## start

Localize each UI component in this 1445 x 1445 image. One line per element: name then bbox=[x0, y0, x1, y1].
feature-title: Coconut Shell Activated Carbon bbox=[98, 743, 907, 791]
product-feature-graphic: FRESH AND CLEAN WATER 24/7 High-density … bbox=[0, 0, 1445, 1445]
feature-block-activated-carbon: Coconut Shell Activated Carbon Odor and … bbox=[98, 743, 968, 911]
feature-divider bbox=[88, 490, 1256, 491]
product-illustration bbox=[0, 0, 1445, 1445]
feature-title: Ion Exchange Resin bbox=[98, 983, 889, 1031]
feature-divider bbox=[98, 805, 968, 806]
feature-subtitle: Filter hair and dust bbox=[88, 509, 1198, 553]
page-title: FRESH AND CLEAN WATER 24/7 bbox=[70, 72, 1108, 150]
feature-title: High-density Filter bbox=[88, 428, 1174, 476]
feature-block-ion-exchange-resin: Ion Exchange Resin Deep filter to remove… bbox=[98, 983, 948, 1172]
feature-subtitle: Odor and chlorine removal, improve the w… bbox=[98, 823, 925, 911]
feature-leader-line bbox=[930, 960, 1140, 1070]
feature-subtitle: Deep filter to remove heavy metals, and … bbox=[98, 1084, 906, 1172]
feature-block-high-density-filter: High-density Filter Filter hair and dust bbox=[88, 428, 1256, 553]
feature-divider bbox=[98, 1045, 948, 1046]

## end

Task details: Copy every line of the records above word for word, with nothing altered or left out.

Written response:
Localize each UI component in this 1445 x 1445 image. One line per element: name then bbox=[x0, y0, x1, y1].
feature-title: Coconut Shell Activated Carbon bbox=[98, 743, 907, 791]
product-feature-graphic: FRESH AND CLEAN WATER 24/7 High-density … bbox=[0, 0, 1445, 1445]
feature-block-activated-carbon: Coconut Shell Activated Carbon Odor and … bbox=[98, 743, 968, 911]
feature-divider bbox=[88, 490, 1256, 491]
product-illustration bbox=[0, 0, 1445, 1445]
feature-title: Ion Exchange Resin bbox=[98, 983, 889, 1031]
feature-divider bbox=[98, 805, 968, 806]
feature-subtitle: Filter hair and dust bbox=[88, 509, 1198, 553]
page-title: FRESH AND CLEAN WATER 24/7 bbox=[70, 72, 1108, 150]
feature-title: High-density Filter bbox=[88, 428, 1174, 476]
feature-block-ion-exchange-resin: Ion Exchange Resin Deep filter to remove… bbox=[98, 983, 948, 1172]
feature-subtitle: Odor and chlorine removal, improve the w… bbox=[98, 823, 925, 911]
feature-leader-line bbox=[930, 960, 1140, 1070]
feature-subtitle: Deep filter to remove heavy metals, and … bbox=[98, 1084, 906, 1172]
feature-block-high-density-filter: High-density Filter Filter hair and dust bbox=[88, 428, 1256, 553]
feature-divider bbox=[98, 1045, 948, 1046]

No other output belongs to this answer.